PROVIDED RECORDS
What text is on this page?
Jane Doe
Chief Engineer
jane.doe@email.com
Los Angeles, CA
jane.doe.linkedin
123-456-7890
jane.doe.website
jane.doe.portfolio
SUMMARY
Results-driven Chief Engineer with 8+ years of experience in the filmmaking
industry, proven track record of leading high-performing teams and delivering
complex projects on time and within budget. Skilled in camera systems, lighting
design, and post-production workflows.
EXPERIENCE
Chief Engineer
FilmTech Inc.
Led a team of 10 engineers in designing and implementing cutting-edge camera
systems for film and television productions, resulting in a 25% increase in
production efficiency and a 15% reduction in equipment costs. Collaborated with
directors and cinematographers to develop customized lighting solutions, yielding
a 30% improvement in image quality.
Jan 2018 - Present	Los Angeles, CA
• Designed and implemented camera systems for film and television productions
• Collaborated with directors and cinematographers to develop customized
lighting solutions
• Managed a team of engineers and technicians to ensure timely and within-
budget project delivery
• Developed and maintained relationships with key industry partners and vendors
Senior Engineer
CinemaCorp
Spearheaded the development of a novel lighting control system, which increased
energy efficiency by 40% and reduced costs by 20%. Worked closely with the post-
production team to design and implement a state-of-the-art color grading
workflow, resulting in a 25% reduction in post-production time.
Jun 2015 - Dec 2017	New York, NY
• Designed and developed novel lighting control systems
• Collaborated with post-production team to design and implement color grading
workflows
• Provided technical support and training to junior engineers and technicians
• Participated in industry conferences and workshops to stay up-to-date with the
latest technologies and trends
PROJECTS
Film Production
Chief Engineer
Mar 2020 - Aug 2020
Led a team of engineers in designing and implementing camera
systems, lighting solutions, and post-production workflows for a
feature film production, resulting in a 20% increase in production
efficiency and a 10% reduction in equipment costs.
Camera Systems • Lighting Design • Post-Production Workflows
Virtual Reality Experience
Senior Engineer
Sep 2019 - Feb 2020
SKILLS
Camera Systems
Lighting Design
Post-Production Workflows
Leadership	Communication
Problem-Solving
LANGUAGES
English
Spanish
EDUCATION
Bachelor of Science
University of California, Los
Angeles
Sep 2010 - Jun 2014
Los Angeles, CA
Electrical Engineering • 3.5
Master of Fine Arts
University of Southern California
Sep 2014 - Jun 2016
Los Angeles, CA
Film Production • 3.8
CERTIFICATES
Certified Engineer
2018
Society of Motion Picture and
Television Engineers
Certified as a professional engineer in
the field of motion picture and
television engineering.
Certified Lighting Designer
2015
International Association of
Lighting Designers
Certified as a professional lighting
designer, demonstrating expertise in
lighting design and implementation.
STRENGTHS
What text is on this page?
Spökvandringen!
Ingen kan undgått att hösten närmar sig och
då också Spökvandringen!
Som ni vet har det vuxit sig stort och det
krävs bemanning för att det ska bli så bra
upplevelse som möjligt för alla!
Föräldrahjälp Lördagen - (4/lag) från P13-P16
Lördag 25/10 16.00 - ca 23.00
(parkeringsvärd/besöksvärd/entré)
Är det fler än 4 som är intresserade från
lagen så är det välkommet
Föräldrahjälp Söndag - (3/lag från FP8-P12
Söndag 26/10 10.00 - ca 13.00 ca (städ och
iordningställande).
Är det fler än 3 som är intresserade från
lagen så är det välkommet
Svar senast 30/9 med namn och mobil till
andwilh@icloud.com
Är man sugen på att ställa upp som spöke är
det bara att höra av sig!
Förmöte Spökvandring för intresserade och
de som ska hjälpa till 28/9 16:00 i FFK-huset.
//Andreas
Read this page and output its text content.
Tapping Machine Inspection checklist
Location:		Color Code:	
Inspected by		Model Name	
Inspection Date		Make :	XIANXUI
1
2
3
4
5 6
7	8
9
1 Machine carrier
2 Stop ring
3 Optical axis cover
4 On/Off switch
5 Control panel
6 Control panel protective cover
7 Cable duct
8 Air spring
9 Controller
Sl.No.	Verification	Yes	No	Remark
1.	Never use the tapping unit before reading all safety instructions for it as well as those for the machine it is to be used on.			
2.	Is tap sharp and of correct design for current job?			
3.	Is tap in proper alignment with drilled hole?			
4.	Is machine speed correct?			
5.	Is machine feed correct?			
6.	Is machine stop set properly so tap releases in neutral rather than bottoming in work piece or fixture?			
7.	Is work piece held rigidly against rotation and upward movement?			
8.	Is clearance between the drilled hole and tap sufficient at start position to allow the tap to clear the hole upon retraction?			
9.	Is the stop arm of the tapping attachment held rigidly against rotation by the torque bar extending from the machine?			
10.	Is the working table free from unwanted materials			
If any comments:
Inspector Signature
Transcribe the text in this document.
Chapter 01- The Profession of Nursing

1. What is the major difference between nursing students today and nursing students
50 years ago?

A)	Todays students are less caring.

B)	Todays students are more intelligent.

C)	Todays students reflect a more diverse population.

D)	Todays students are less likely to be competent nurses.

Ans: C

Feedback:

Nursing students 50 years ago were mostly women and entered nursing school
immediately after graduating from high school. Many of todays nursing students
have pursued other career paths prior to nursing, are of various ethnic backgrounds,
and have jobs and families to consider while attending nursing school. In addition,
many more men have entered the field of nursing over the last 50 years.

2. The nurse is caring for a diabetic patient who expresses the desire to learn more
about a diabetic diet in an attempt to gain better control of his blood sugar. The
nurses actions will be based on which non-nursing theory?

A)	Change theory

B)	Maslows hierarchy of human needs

STATED EXERCISE
Make a list of all lines in the data that contain "diabetic".

REPLY TO THE TASK
2. The nurse is caring for a diabetic patient who expresses the desire to learn more
about a diabetic diet in an attempt to gain better control of his blood sugar. The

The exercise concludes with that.